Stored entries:
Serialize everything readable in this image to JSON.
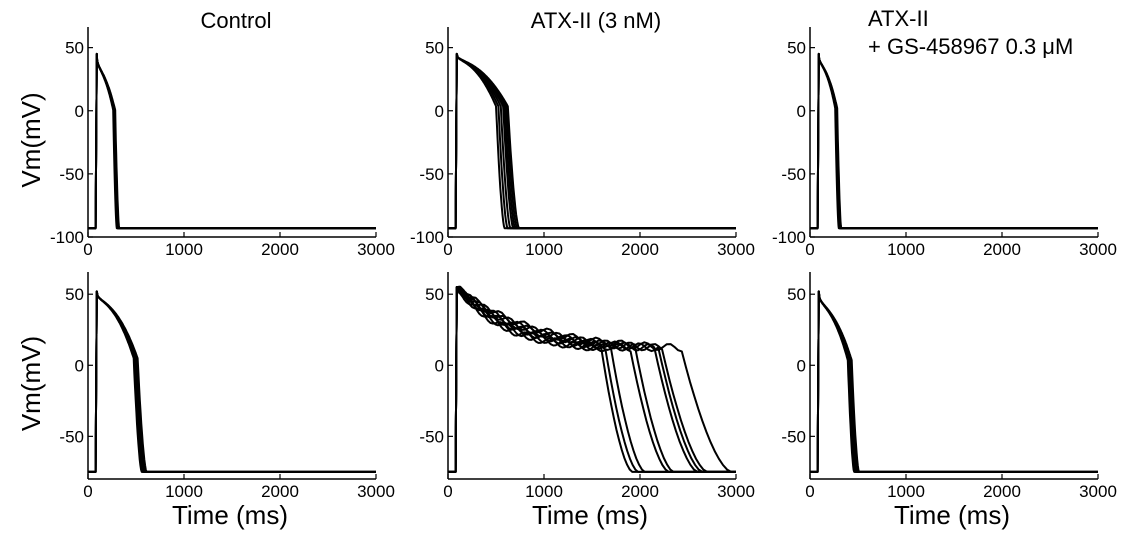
{
  "colors": {
    "trace": "#000000",
    "background": "#ffffff"
  },
  "chart_data": [
    {
      "type": "line",
      "panel": "top-left",
      "row": 0,
      "col": 0,
      "title_lines": [
        "Control"
      ],
      "xlabel": "",
      "ylabel": "Vm(mV)",
      "xlim": [
        0,
        3000
      ],
      "ylim": [
        -100,
        60
      ],
      "xticks": [
        0,
        1000,
        2000,
        3000
      ],
      "xtick_labels": [
        "0",
        "1000",
        "2000",
        "3000"
      ],
      "yticks": [
        50,
        0,
        -50,
        -100
      ],
      "ytick_labels": [
        "50",
        "0",
        "-50",
        "-100"
      ],
      "stim_time": 80,
      "rest": -93,
      "peak": 45,
      "plateau": 25,
      "apd_ms": [
        300,
        305,
        310,
        315,
        320,
        325
      ]
    },
    {
      "type": "line",
      "panel": "top-middle",
      "row": 0,
      "col": 1,
      "title_lines": [
        "ATX-II (3 nM)"
      ],
      "xlabel": "",
      "ylabel": "",
      "xlim": [
        0,
        3000
      ],
      "ylim": [
        -100,
        60
      ],
      "xticks": [
        0,
        1000,
        2000,
        3000
      ],
      "xtick_labels": [
        "0",
        "1000",
        "2000",
        "3000"
      ],
      "yticks": [
        50,
        0,
        -50,
        -100
      ],
      "ytick_labels": [
        "50",
        "0",
        "-50",
        "-100"
      ],
      "stim_time": 80,
      "rest": -93,
      "peak": 45,
      "plateau": 35,
      "apd_ms": [
        590,
        620,
        650,
        680,
        700,
        720,
        740
      ]
    },
    {
      "type": "line",
      "panel": "top-right",
      "row": 0,
      "col": 2,
      "title_lines": [
        "ATX-II",
        "+ GS-458967 0.3 μM"
      ],
      "xlabel": "",
      "ylabel": "",
      "xlim": [
        0,
        3000
      ],
      "ylim": [
        -100,
        60
      ],
      "xticks": [
        0,
        1000,
        2000,
        3000
      ],
      "xtick_labels": [
        "0",
        "1000",
        "2000",
        "3000"
      ],
      "yticks": [
        50,
        0,
        -50,
        -100
      ],
      "ytick_labels": [
        "50",
        "0",
        "-50",
        "-100"
      ],
      "stim_time": 80,
      "rest": -93,
      "peak": 45,
      "plateau": 30,
      "apd_ms": [
        300,
        305,
        310,
        315,
        320,
        325
      ]
    },
    {
      "type": "line",
      "panel": "bottom-left",
      "row": 1,
      "col": 0,
      "title_lines": [],
      "xlabel": "Time (ms)",
      "ylabel": "Vm(mV)",
      "xlim": [
        0,
        3000
      ],
      "ylim": [
        -80,
        60
      ],
      "xticks": [
        0,
        1000,
        2000,
        3000
      ],
      "xtick_labels": [
        "0",
        "1000",
        "2000",
        "3000"
      ],
      "yticks": [
        50,
        0,
        -50
      ],
      "ytick_labels": [
        "50",
        "0",
        "-50"
      ],
      "stim_time": 80,
      "rest": -75,
      "peak": 52,
      "plateau": 40,
      "apd_ms": [
        560,
        570,
        580,
        590,
        600,
        610
      ]
    },
    {
      "type": "line",
      "panel": "bottom-middle",
      "row": 1,
      "col": 1,
      "title_lines": [],
      "xlabel": "Time (ms)",
      "ylabel": "",
      "xlim": [
        0,
        3000
      ],
      "ylim": [
        -80,
        60
      ],
      "xticks": [
        0,
        1000,
        2000,
        3000
      ],
      "xtick_labels": [
        "0",
        "1000",
        "2000",
        "3000"
      ],
      "yticks": [
        50,
        0,
        -50
      ],
      "ytick_labels": [
        "50",
        "0",
        "-50"
      ],
      "stim_time": 80,
      "rest": -75,
      "peak": 55,
      "plateau": 10,
      "apd_ms": [
        1920,
        1980,
        2050,
        2300,
        2350,
        2600,
        2650,
        2700,
        2950
      ]
    },
    {
      "type": "line",
      "panel": "bottom-right",
      "row": 1,
      "col": 2,
      "title_lines": [],
      "xlabel": "Time (ms)",
      "ylabel": "",
      "xlim": [
        0,
        3000
      ],
      "ylim": [
        -80,
        60
      ],
      "xticks": [
        0,
        1000,
        2000,
        3000
      ],
      "xtick_labels": [
        "0",
        "1000",
        "2000",
        "3000"
      ],
      "yticks": [
        50,
        0,
        -50
      ],
      "ytick_labels": [
        "50",
        "0",
        "-50"
      ],
      "stim_time": 80,
      "rest": -75,
      "peak": 52,
      "plateau": 35,
      "apd_ms": [
        460,
        470,
        480,
        490,
        500,
        510
      ]
    }
  ]
}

TASK STATEMENT -
Write the records out again in full, exactly, and skip every picture.

TASK ANSWER -
Serialize everything readable in this image to JSON.
{
  "colors": {
    "trace": "#000000",
    "background": "#ffffff"
  },
  "chart_data": [
    {
      "type": "line",
      "panel": "top-left",
      "row": 0,
      "col": 0,
      "title_lines": [
        "Control"
      ],
      "xlabel": "",
      "ylabel": "Vm(mV)",
      "xlim": [
        0,
        3000
      ],
      "ylim": [
        -100,
        60
      ],
      "xticks": [
        0,
        1000,
        2000,
        3000
      ],
      "xtick_labels": [
        "0",
        "1000",
        "2000",
        "3000"
      ],
      "yticks": [
        50,
        0,
        -50,
        -100
      ],
      "ytick_labels": [
        "50",
        "0",
        "-50",
        "-100"
      ],
      "stim_time": 80,
      "rest": -93,
      "peak": 45,
      "plateau": 25,
      "apd_ms": [
        300,
        305,
        310,
        315,
        320,
        325
      ]
    },
    {
      "type": "line",
      "panel": "top-middle",
      "row": 0,
      "col": 1,
      "title_lines": [
        "ATX-II (3 nM)"
      ],
      "xlabel": "",
      "ylabel": "",
      "xlim": [
        0,
        3000
      ],
      "ylim": [
        -100,
        60
      ],
      "xticks": [
        0,
        1000,
        2000,
        3000
      ],
      "xtick_labels": [
        "0",
        "1000",
        "2000",
        "3000"
      ],
      "yticks": [
        50,
        0,
        -50,
        -100
      ],
      "ytick_labels": [
        "50",
        "0",
        "-50",
        "-100"
      ],
      "stim_time": 80,
      "rest": -93,
      "peak": 45,
      "plateau": 35,
      "apd_ms": [
        590,
        620,
        650,
        680,
        700,
        720,
        740
      ]
    },
    {
      "type": "line",
      "panel": "top-right",
      "row": 0,
      "col": 2,
      "title_lines": [
        "ATX-II",
        "+ GS-458967 0.3 μM"
      ],
      "xlabel": "",
      "ylabel": "",
      "xlim": [
        0,
        3000
      ],
      "ylim": [
        -100,
        60
      ],
      "xticks": [
        0,
        1000,
        2000,
        3000
      ],
      "xtick_labels": [
        "0",
        "1000",
        "2000",
        "3000"
      ],
      "yticks": [
        50,
        0,
        -50,
        -100
      ],
      "ytick_labels": [
        "50",
        "0",
        "-50",
        "-100"
      ],
      "stim_time": 80,
      "rest": -93,
      "peak": 45,
      "plateau": 30,
      "apd_ms": [
        300,
        305,
        310,
        315,
        320,
        325
      ]
    },
    {
      "type": "line",
      "panel": "bottom-left",
      "row": 1,
      "col": 0,
      "title_lines": [],
      "xlabel": "Time (ms)",
      "ylabel": "Vm(mV)",
      "xlim": [
        0,
        3000
      ],
      "ylim": [
        -80,
        60
      ],
      "xticks": [
        0,
        1000,
        2000,
        3000
      ],
      "xtick_labels": [
        "0",
        "1000",
        "2000",
        "3000"
      ],
      "yticks": [
        50,
        0,
        -50
      ],
      "ytick_labels": [
        "50",
        "0",
        "-50"
      ],
      "stim_time": 80,
      "rest": -75,
      "peak": 52,
      "plateau": 40,
      "apd_ms": [
        560,
        570,
        580,
        590,
        600,
        610
      ]
    },
    {
      "type": "line",
      "panel": "bottom-middle",
      "row": 1,
      "col": 1,
      "title_lines": [],
      "xlabel": "Time (ms)",
      "ylabel": "",
      "xlim": [
        0,
        3000
      ],
      "ylim": [
        -80,
        60
      ],
      "xticks": [
        0,
        1000,
        2000,
        3000
      ],
      "xtick_labels": [
        "0",
        "1000",
        "2000",
        "3000"
      ],
      "yticks": [
        50,
        0,
        -50
      ],
      "ytick_labels": [
        "50",
        "0",
        "-50"
      ],
      "stim_time": 80,
      "rest": -75,
      "peak": 55,
      "plateau": 10,
      "apd_ms": [
        1920,
        1980,
        2050,
        2300,
        2350,
        2600,
        2650,
        2700,
        2950
      ]
    },
    {
      "type": "line",
      "panel": "bottom-right",
      "row": 1,
      "col": 2,
      "title_lines": [],
      "xlabel": "Time (ms)",
      "ylabel": "",
      "xlim": [
        0,
        3000
      ],
      "ylim": [
        -80,
        60
      ],
      "xticks": [
        0,
        1000,
        2000,
        3000
      ],
      "xtick_labels": [
        "0",
        "1000",
        "2000",
        "3000"
      ],
      "yticks": [
        50,
        0,
        -50
      ],
      "ytick_labels": [
        "50",
        "0",
        "-50"
      ],
      "stim_time": 80,
      "rest": -75,
      "peak": 52,
      "plateau": 35,
      "apd_ms": [
        460,
        470,
        480,
        490,
        500,
        510
      ]
    }
  ]
}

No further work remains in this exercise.